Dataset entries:
========================================

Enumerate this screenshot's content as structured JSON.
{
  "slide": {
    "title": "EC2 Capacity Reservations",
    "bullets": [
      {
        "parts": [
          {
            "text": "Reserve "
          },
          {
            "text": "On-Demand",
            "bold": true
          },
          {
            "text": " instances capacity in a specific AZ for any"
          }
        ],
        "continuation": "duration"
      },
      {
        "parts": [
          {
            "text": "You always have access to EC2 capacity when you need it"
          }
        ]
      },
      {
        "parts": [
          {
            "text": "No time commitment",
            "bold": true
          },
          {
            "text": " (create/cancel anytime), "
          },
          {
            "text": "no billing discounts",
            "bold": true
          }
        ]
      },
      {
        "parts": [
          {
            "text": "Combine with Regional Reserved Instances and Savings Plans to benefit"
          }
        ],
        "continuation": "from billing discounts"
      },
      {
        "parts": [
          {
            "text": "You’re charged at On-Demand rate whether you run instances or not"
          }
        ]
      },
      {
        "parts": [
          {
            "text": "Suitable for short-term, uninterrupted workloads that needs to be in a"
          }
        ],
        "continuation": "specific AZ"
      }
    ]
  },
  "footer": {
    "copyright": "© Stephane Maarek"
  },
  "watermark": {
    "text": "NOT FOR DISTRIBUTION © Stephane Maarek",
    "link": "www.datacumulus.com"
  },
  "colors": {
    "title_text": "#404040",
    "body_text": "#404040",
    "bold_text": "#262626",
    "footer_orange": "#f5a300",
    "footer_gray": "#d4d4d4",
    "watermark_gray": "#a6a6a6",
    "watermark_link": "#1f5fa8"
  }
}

========================================

Repeat the records above exactly, from the first line to the last.

## ANSWER TO THE TASK
Enumerate this screenshot's content as structured JSON.
{
  "slide": {
    "title": "EC2 Capacity Reservations",
    "bullets": [
      {
        "parts": [
          {
            "text": "Reserve "
          },
          {
            "text": "On-Demand",
            "bold": true
          },
          {
            "text": " instances capacity in a specific AZ for any"
          }
        ],
        "continuation": "duration"
      },
      {
        "parts": [
          {
            "text": "You always have access to EC2 capacity when you need it"
          }
        ]
      },
      {
        "parts": [
          {
            "text": "No time commitment",
            "bold": true
          },
          {
            "text": " (create/cancel anytime), "
          },
          {
            "text": "no billing discounts",
            "bold": true
          }
        ]
      },
      {
        "parts": [
          {
            "text": "Combine with Regional Reserved Instances and Savings Plans to benefit"
          }
        ],
        "continuation": "from billing discounts"
      },
      {
        "parts": [
          {
            "text": "You’re charged at On-Demand rate whether you run instances or not"
          }
        ]
      },
      {
        "parts": [
          {
            "text": "Suitable for short-term, uninterrupted workloads that needs to be in a"
          }
        ],
        "continuation": "specific AZ"
      }
    ]
  },
  "footer": {
    "copyright": "© Stephane Maarek"
  },
  "watermark": {
    "text": "NOT FOR DISTRIBUTION © Stephane Maarek",
    "link": "www.datacumulus.com"
  },
  "colors": {
    "title_text": "#404040",
    "body_text": "#404040",
    "bold_text": "#262626",
    "footer_orange": "#f5a300",
    "footer_gray": "#d4d4d4",
    "watermark_gray": "#a6a6a6",
    "watermark_link": "#1f5fa8"
  }
}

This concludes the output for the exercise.